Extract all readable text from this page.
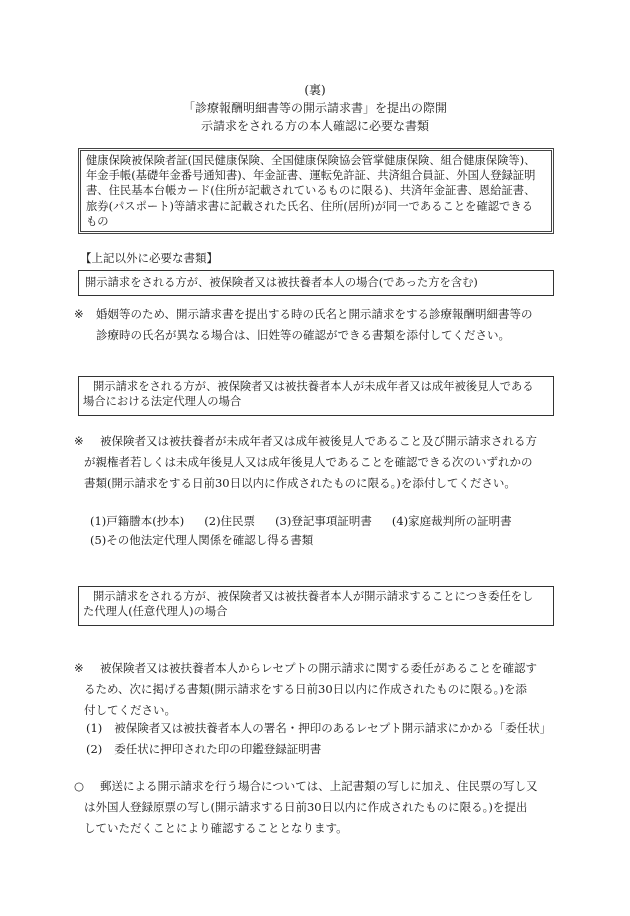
(裏)
「診療報酬明細書等の開示請求書」を提出の際開
示請求をされる方の本人確認に必要な書類
健康保険被保険者証(国民健康保険、全国健康保険協会管掌健康保険、組合健康保険等)、
年金手帳(基礎年金番号通知書)、年金証書、運転免許証、共済組合員証、外国人登録証明
書、住民基本台帳カード(住所が記載されているものに限る)、共済年金証書、恩給証書、
旅券(パスポート)等請求書に記載された氏名、住所(居所)が同一であることを確認できる
もの
【上記以外に必要な書類】
開示請求をされる方が、被保険者又は被扶養者本人の場合(であった方を含む)
※ 婚姻等のため、開示請求書を提出する時の氏名と開示請求をする診療報酬明細書等の
診療時の氏名が異なる場合は、旧姓等の確認ができる書類を添付してください。
開示請求をされる方が、被保険者又は被扶養者本人が未成年者又は成年被後見人である
場合における法定代理人の場合
※ 被保険者又は被扶養者が未成年者又は成年被後見人であること及び開示請求される方
が親権者若しくは未成年後見人又は成年後見人であることを確認できる次のいずれかの
書類(開示請求をする日前30日以内に作成されたものに限る。)を添付してください。
(1)戸籍謄本(抄本) (2)住民票 (3)登記事項証明書 (4)家庭裁判所の証明書
(5)その他法定代理人関係を確認し得る書類
開示請求をされる方が、被保険者又は被扶養者本人が開示請求することにつき委任をし
た代理人(任意代理人)の場合
※ 被保険者又は被扶養者本人からレセプトの開示請求に関する委任があることを確認す
るため、次に掲げる書類(開示請求をする日前30日以内に作成されたものに限る。)を添
付してください。
(1) 被保険者又は被扶養者本人の署名・押印のあるレセプト開示請求にかかる「委任状」
(2) 委任状に押印された印の印鑑登録証明書
○ 郵送による開示請求を行う場合については、上記書類の写しに加え、住民票の写し又
は外国人登録原票の写し(開示請求する日前30日以内に作成されたものに限る。)を提出
していただくことにより確認することとなります。
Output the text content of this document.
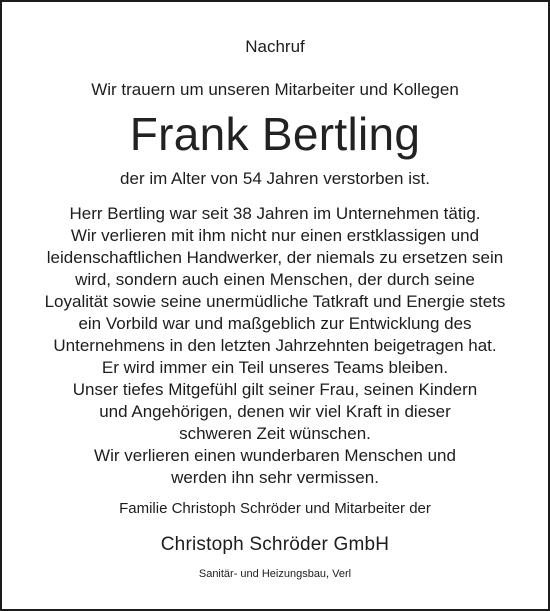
Nachruf

Wir trauern um unseren Mitarbeiter und Kollegen

Frank Bertling

der im Alter von 54 Jahren verstorben ist.

Herr Bertling war seit 38 Jahren im Unternehmen tätig.
Wir verlieren mit ihm nicht nur einen erstklassigen und
leidenschaftlichen Handwerker, der niemals zu ersetzen sein
wird, sondern auch einen Menschen, der durch seine
Loyalität sowie seine unermüdliche Tatkraft und Energie stets
ein Vorbild war und maßgeblich zur Entwicklung des
Unternehmens in den letzten Jahrzehnten beigetragen hat.
Er wird immer ein Teil unseres Teams bleiben.
Unser tiefes Mitgefühl gilt seiner Frau, seinen Kindern
und Angehörigen, denen wir viel Kraft in dieser
schweren Zeit wünschen.
Wir verlieren einen wunderbaren Menschen und
werden ihn sehr vermissen.

Familie Christoph Schröder und Mitarbeiter der

Christoph Schröder GmbH

Sanitär- und Heizungsbau, Verl
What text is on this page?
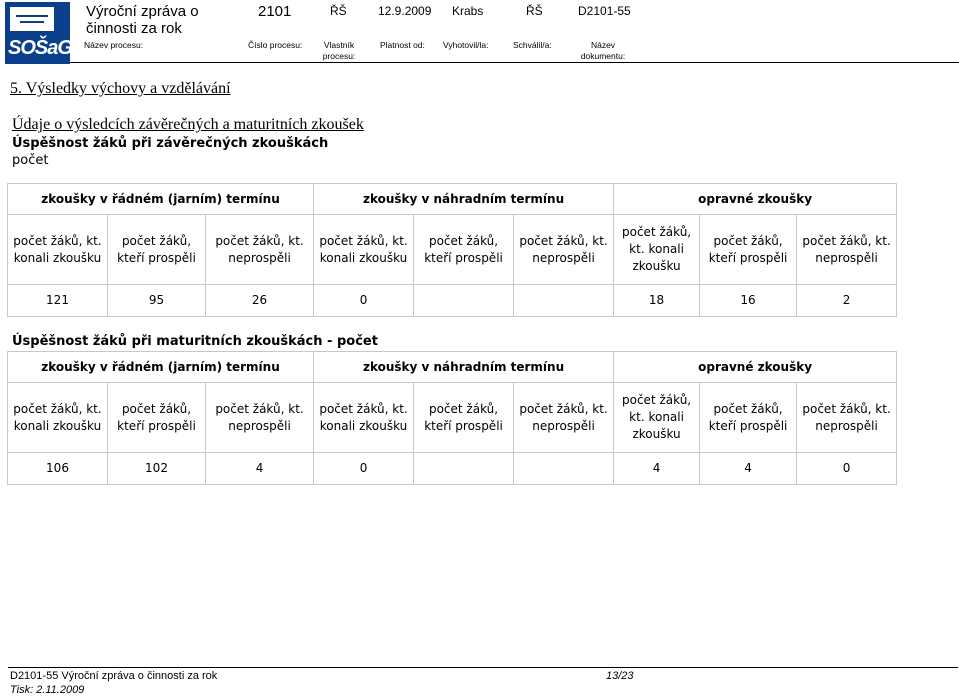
SOŠaG
Výroční zpráva o činnosti za rok
2101	ŘŠ	12.9.2009 Krabs	ŘŠ	D2101-55
Název procesu:	Číslo procesu:	Vlastník procesu:
Platnost od: Vyhotovil/la:	Schválil/a:	Název dokumentu:
5. Výsledky výchovy a vzdělávání
Údaje o výsledcích závěrečných a maturitních zkoušek
Úspěšnost žáků při závěrečných zkouškách
počet
zkoušky v řádném (jarním) termínu			zkoušky v náhradním termínu			opravné zkoušky		
počet žáků, kt. konali zkoušku	počet žáků, kteří prospěli	počet žáků, kt. neprospěli	počet žáků, kt. konali zkoušku	počet žáků, kteří prospěli	počet žáků, kt. neprospěli	počet žáků, kt. konali zkoušku	počet žáků, kteří prospěli	počet žáků, kt. neprospěli
121	95	26	0			18	16	2
Úspěšnost žáků při maturitních zkouškách - počet
zkoušky v řádném (jarním) termínu			zkoušky v náhradním termínu			opravné zkoušky		
počet žáků, kt. konali zkoušku	počet žáků, kteří prospěli	počet žáků, kt. neprospěli	počet žáků, kt. konali zkoušku	počet žáků, kteří prospěli	počet žáků, kt. neprospěli	počet žáků, kt. konali zkoušku	počet žáků, kteří prospěli	počet žáků, kt. neprospěli
106	102	4	0			4	4	0
D2101-55 Výroční zpráva o činnosti za rok	13/23
Tisk: 2.11.2009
========================================================================
**INSTRUCTIONS TO FOLLOW:** Check every line of the listing for the string "žáků" and report how many lines have it, as a number alone.

**CORRECT RESULT:** 4